** Saved entries **
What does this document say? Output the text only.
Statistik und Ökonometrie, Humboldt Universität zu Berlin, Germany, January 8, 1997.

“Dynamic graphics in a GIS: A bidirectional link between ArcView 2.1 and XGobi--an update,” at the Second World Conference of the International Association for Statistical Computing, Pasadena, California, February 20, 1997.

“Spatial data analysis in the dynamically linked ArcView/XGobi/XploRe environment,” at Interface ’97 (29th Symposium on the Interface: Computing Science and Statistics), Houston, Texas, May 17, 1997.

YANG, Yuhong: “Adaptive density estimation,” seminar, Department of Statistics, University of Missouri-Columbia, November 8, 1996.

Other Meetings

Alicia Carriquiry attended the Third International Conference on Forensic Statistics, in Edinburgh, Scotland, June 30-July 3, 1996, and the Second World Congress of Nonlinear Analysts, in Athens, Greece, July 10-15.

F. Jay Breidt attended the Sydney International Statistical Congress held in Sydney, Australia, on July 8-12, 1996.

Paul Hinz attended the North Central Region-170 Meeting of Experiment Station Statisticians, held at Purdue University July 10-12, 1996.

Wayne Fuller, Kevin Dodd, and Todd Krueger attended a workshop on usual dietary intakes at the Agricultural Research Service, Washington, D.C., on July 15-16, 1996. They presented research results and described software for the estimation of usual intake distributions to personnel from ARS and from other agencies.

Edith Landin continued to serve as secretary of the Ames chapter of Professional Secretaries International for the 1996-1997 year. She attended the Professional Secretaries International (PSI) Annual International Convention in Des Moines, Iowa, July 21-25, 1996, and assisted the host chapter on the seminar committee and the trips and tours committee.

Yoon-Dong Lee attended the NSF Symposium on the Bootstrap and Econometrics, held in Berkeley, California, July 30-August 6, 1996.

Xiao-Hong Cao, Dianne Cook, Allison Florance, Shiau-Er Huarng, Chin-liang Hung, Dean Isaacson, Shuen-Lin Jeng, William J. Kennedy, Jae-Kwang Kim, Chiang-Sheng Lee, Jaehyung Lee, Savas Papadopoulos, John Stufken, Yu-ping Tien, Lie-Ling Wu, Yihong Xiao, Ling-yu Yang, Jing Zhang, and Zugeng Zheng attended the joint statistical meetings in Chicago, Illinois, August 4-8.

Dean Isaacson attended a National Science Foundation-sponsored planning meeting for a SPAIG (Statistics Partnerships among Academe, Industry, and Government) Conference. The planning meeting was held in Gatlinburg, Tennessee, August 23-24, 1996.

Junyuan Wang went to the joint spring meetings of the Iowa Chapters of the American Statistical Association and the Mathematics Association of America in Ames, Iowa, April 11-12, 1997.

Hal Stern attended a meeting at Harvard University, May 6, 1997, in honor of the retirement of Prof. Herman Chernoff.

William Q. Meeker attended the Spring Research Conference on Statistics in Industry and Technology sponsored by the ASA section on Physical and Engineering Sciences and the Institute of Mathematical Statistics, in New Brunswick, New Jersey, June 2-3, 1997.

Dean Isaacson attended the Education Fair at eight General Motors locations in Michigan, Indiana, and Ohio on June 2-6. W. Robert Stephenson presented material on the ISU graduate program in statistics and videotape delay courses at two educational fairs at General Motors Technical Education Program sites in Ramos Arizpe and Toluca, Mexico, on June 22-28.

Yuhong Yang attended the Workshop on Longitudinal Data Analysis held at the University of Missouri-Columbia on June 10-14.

** Your task **
Repeat the records exactly, including every line.

** The solution **
What does this document say? Output the text only.
Statistik und Ökonometrie, Humboldt Universität zu Berlin, Germany, January 8, 1997.

“Dynamic graphics in a GIS: A bidirectional link between ArcView 2.1 and XGobi--an update,” at the Second World Conference of the International Association for Statistical Computing, Pasadena, California, February 20, 1997.

“Spatial data analysis in the dynamically linked ArcView/XGobi/XploRe environment,” at Interface ’97 (29th Symposium on the Interface: Computing Science and Statistics), Houston, Texas, May 17, 1997.

YANG, Yuhong: “Adaptive density estimation,” seminar, Department of Statistics, University of Missouri-Columbia, November 8, 1996.

Other Meetings

Alicia Carriquiry attended the Third International Conference on Forensic Statistics, in Edinburgh, Scotland, June 30-July 3, 1996, and the Second World Congress of Nonlinear Analysts, in Athens, Greece, July 10-15.

F. Jay Breidt attended the Sydney International Statistical Congress held in Sydney, Australia, on July 8-12, 1996.

Paul Hinz attended the North Central Region-170 Meeting of Experiment Station Statisticians, held at Purdue University July 10-12, 1996.

Wayne Fuller, Kevin Dodd, and Todd Krueger attended a workshop on usual dietary intakes at the Agricultural Research Service, Washington, D.C., on July 15-16, 1996. They presented research results and described software for the estimation of usual intake distributions to personnel from ARS and from other agencies.

Edith Landin continued to serve as secretary of the Ames chapter of Professional Secretaries International for the 1996-1997 year. She attended the Professional Secretaries International (PSI) Annual International Convention in Des Moines, Iowa, July 21-25, 1996, and assisted the host chapter on the seminar committee and the trips and tours committee.

Yoon-Dong Lee attended the NSF Symposium on the Bootstrap and Econometrics, held in Berkeley, California, July 30-August 6, 1996.

Xiao-Hong Cao, Dianne Cook, Allison Florance, Shiau-Er Huarng, Chin-liang Hung, Dean Isaacson, Shuen-Lin Jeng, William J. Kennedy, Jae-Kwang Kim, Chiang-Sheng Lee, Jaehyung Lee, Savas Papadopoulos, John Stufken, Yu-ping Tien, Lie-Ling Wu, Yihong Xiao, Ling-yu Yang, Jing Zhang, and Zugeng Zheng attended the joint statistical meetings in Chicago, Illinois, August 4-8.

Dean Isaacson attended a National Science Foundation-sponsored planning meeting for a SPAIG (Statistics Partnerships among Academe, Industry, and Government) Conference. The planning meeting was held in Gatlinburg, Tennessee, August 23-24, 1996.

Junyuan Wang went to the joint spring meetings of the Iowa Chapters of the American Statistical Association and the Mathematics Association of America in Ames, Iowa, April 11-12, 1997.

Hal Stern attended a meeting at Harvard University, May 6, 1997, in honor of the retirement of Prof. Herman Chernoff.

William Q. Meeker attended the Spring Research Conference on Statistics in Industry and Technology sponsored by the ASA section on Physical and Engineering Sciences and the Institute of Mathematical Statistics, in New Brunswick, New Jersey, June 2-3, 1997.

Dean Isaacson attended the Education Fair at eight General Motors locations in Michigan, Indiana, and Ohio on June 2-6. W. Robert Stephenson presented material on the ISU graduate program in statistics and videotape delay courses at two educational fairs at General Motors Technical Education Program sites in Ramos Arizpe and Toluca, Mexico, on June 22-28.

Yuhong Yang attended the Workshop on Longitudinal Data Analysis held at the University of Missouri-Columbia on June 10-14.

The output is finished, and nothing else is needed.